* To do
Give back the full material, exactly as it reads.

* Entries supplied
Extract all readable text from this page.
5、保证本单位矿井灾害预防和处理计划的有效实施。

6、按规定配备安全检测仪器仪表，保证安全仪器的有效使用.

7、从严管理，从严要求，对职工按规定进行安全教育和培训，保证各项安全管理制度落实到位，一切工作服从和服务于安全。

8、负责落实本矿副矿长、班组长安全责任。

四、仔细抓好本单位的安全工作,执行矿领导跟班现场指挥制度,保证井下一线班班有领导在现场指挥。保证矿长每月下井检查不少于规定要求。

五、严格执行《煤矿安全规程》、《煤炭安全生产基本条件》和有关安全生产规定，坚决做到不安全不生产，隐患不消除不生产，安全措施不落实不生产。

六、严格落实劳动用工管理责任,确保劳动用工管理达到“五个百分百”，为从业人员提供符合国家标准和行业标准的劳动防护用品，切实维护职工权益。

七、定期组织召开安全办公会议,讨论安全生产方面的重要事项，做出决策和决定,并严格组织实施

* Problem solution
Extract all readable text from this page.
5、保证本单位矿井灾害预防和处理计划的有效实施。

6、按规定配备安全检测仪器仪表，保证安全仪器的有效使用.

7、从严管理，从严要求，对职工按规定进行安全教育和培训，保证各项安全管理制度落实到位，一切工作服从和服务于安全。

8、负责落实本矿副矿长、班组长安全责任。

四、仔细抓好本单位的安全工作,执行矿领导跟班现场指挥制度,保证井下一线班班有领导在现场指挥。保证矿长每月下井检查不少于规定要求。

五、严格执行《煤矿安全规程》、《煤炭安全生产基本条件》和有关安全生产规定，坚决做到不安全不生产，隐患不消除不生产，安全措施不落实不生产。

六、严格落实劳动用工管理责任,确保劳动用工管理达到“五个百分百”，为从业人员提供符合国家标准和行业标准的劳动防护用品，切实维护职工权益。

七、定期组织召开安全办公会议,讨论安全生产方面的重要事项，做出决策和决定,并严格组织实施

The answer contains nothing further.